OBJECTIVE ::
Count how many lines hold the word "программы" and give that number as the whole answer.

DATA EXTRACT ::
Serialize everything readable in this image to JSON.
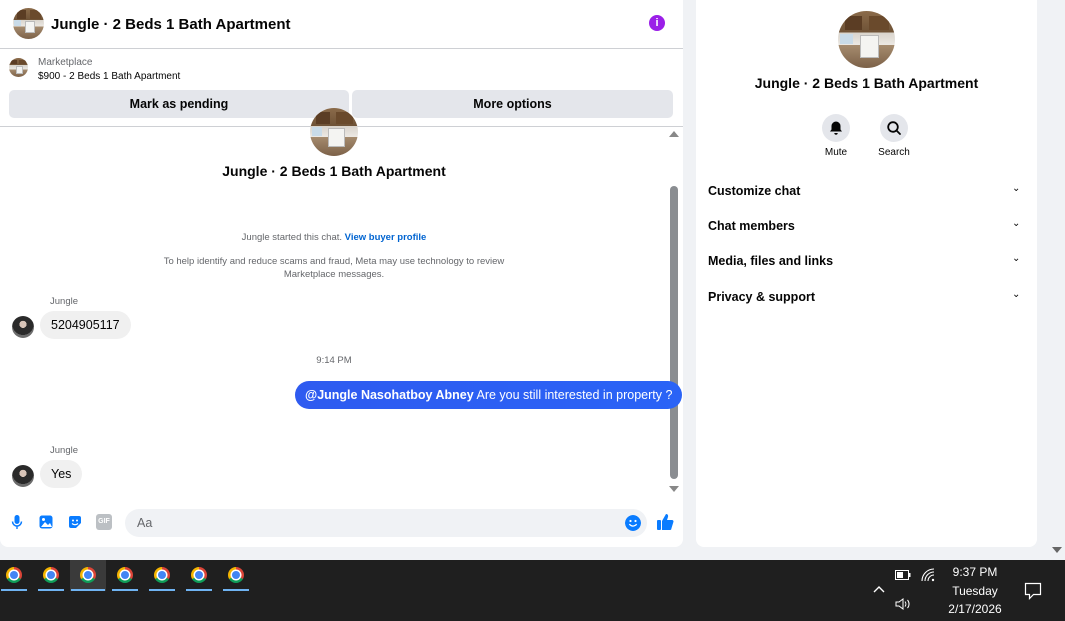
{
  "header": {
    "title": "Jungle · 2 Beds 1 Bath Apartment",
    "info_icon": "info-icon",
    "info_color": "#9b1fe8"
  },
  "listing": {
    "source": "Marketplace",
    "price_title": "$900 - 2 Beds 1 Bath Apartment",
    "mark_pending_label": "Mark as pending",
    "more_options_label": "More options"
  },
  "conversation": {
    "name": "Jungle · 2 Beds 1 Bath Apartment",
    "started_text": "Jungle started this chat. ",
    "view_profile_link": "View buyer profile",
    "notice": "To help identify and reduce scams and fraud, Meta may use technology to review Marketplace messages.",
    "messages": [
      {
        "sender": "Jungle",
        "text": "5204905117",
        "direction": "incoming"
      },
      {
        "time": "9:14 PM"
      },
      {
        "mention": "@Jungle Nasohatboy Abney",
        "text": " Are you still interested in property ?",
        "direction": "outgoing"
      },
      {
        "sender": "Jungle",
        "text": "Yes",
        "direction": "incoming"
      }
    ]
  },
  "composer": {
    "placeholder": "Aa",
    "icons": [
      "microphone-icon",
      "photo-icon",
      "sticker-icon",
      "gif-icon",
      "emoji-icon",
      "thumbs-up-icon"
    ],
    "gif_label": "GIF",
    "accent_color": "#0a7cff"
  },
  "details": {
    "title": "Jungle · 2 Beds 1 Bath Apartment",
    "mute_label": "Mute",
    "search_label": "Search",
    "sections": [
      "Customize chat",
      "Chat members",
      "Media, files and links",
      "Privacy & support"
    ]
  },
  "taskbar": {
    "apps": [
      "chrome-icon",
      "chrome-icon",
      "chrome-icon",
      "chrome-icon",
      "chrome-icon",
      "chrome-icon",
      "chrome-icon"
    ],
    "time": "9:37 PM",
    "day": "Tuesday",
    "date": "2/17/2026"
  }
}
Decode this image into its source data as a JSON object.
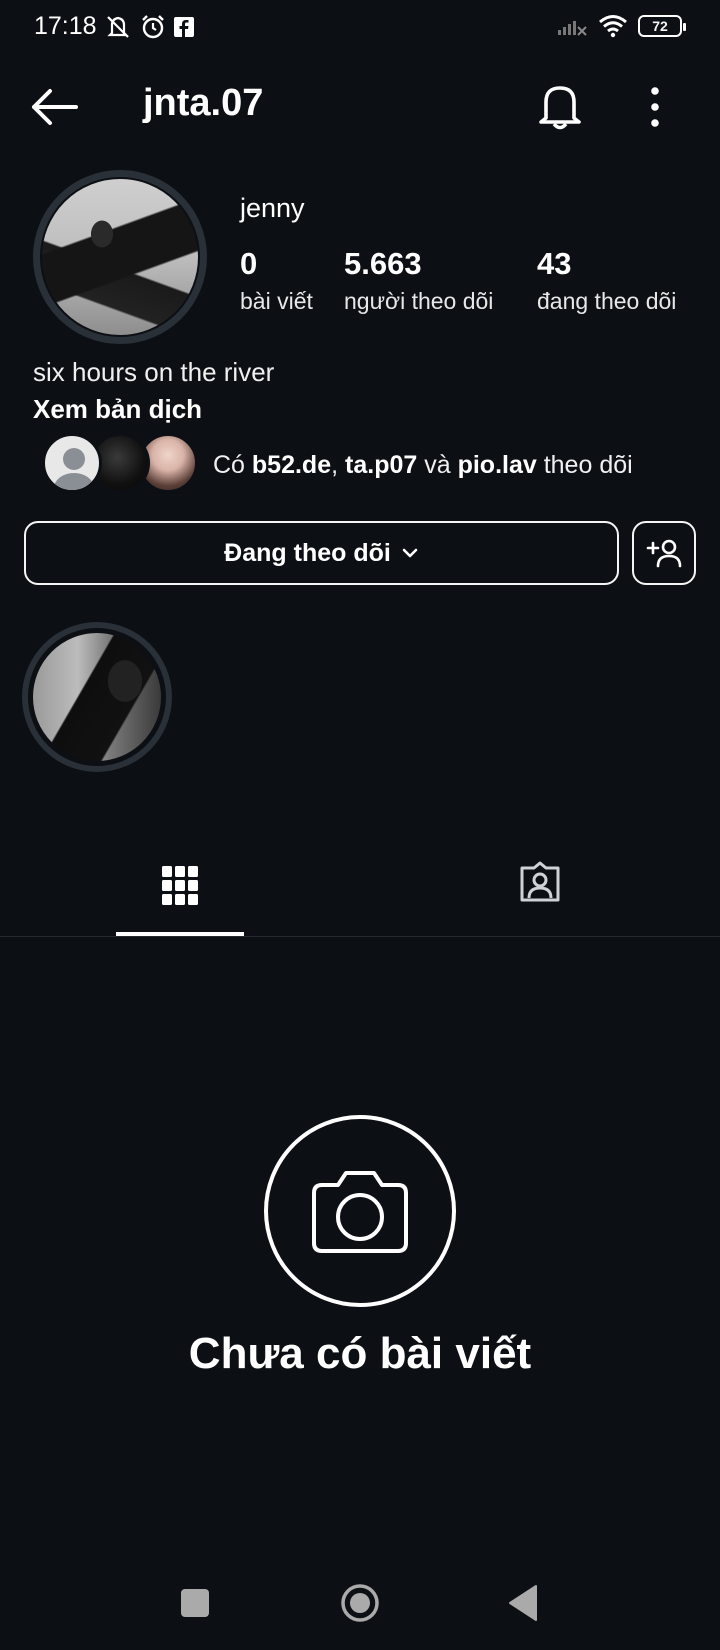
{
  "status_bar": {
    "time": "17:18",
    "battery": "72",
    "icons_left": [
      "mute-notification-icon",
      "alarm-icon",
      "facebook-icon"
    ],
    "icons_right": [
      "signal-icon",
      "wifi-icon",
      "battery-icon"
    ]
  },
  "header": {
    "username": "jnta.07"
  },
  "profile": {
    "display_name": "jenny",
    "stats": [
      {
        "value": "0",
        "label": "bài viết"
      },
      {
        "value": "5.663",
        "label": "người theo dõi"
      },
      {
        "value": "43",
        "label": "đang theo dõi"
      }
    ],
    "bio": "six hours on the river",
    "translate_label": "Xem bản dịch"
  },
  "mutual": {
    "prefix": "Có ",
    "user1": "b52.de",
    "sep1": ", ",
    "user2": "ta.p07",
    "sep2": " và ",
    "user3": "pio.lav",
    "suffix": " theo dõi"
  },
  "actions": {
    "following_label": "Đang theo dõi"
  },
  "empty_state": {
    "title": "Chưa có bài viết"
  },
  "colors": {
    "background": "#0c0f14",
    "text": "#ffffff",
    "divider": "#262a30"
  }
}
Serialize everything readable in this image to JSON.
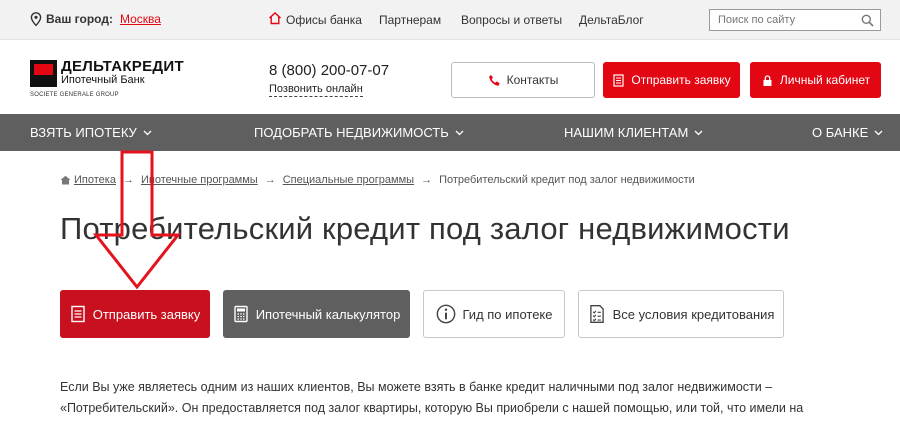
{
  "topbar": {
    "city_label": "Ваш город:",
    "city_value": "Москва",
    "links": [
      "Офисы банка",
      "Партнерам",
      "Вопросы и ответы",
      "ДельтаБлог"
    ],
    "search_placeholder": "Поиск по сайту"
  },
  "header": {
    "logo_name": "ДЕЛЬТАКРЕДИТ",
    "logo_sub": "Ипотечный Банк",
    "logo_group": "SOCIETE GENERALE GROUP",
    "phone": "8 (800) 200-07-07",
    "callback": "Позвонить онлайн",
    "contacts": "Контакты",
    "send_request": "Отправить заявку",
    "cabinet": "Личный кабинет"
  },
  "nav": {
    "items": [
      "ВЗЯТЬ ИПОТЕКУ",
      "ПОДОБРАТЬ НЕДВИЖИМОСТЬ",
      "НАШИМ КЛИЕНТАМ",
      "О БАНКЕ"
    ]
  },
  "breadcrumb": {
    "items": [
      "Ипотека",
      "Ипотечные программы",
      "Специальные программы",
      "Потребительский кредит под залог недвижимости"
    ],
    "separator": "→"
  },
  "page": {
    "title": "Потребительский кредит под залог недвижимости"
  },
  "actions": {
    "send_request": "Отправить заявку",
    "calculator": "Ипотечный калькулятор",
    "guide": "Гид по ипотеке",
    "conditions": "Все условия кредитования"
  },
  "content": {
    "line1": "Если Вы уже являетесь одним из наших клиентов, Вы можете взять в банке кредит наличными под залог недвижимости –",
    "line2": "«Потребительский». Он предоставляется под залог квартиры, которую Вы приобрели с нашей помощью, или той, что имели на"
  },
  "colors": {
    "brand_red": "#e30613",
    "button_red": "#c9101e",
    "nav_gray": "#5f5f5f",
    "annotation_arrow": "#e3121c"
  }
}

OUTPUT OF THE EXERCISE ::
2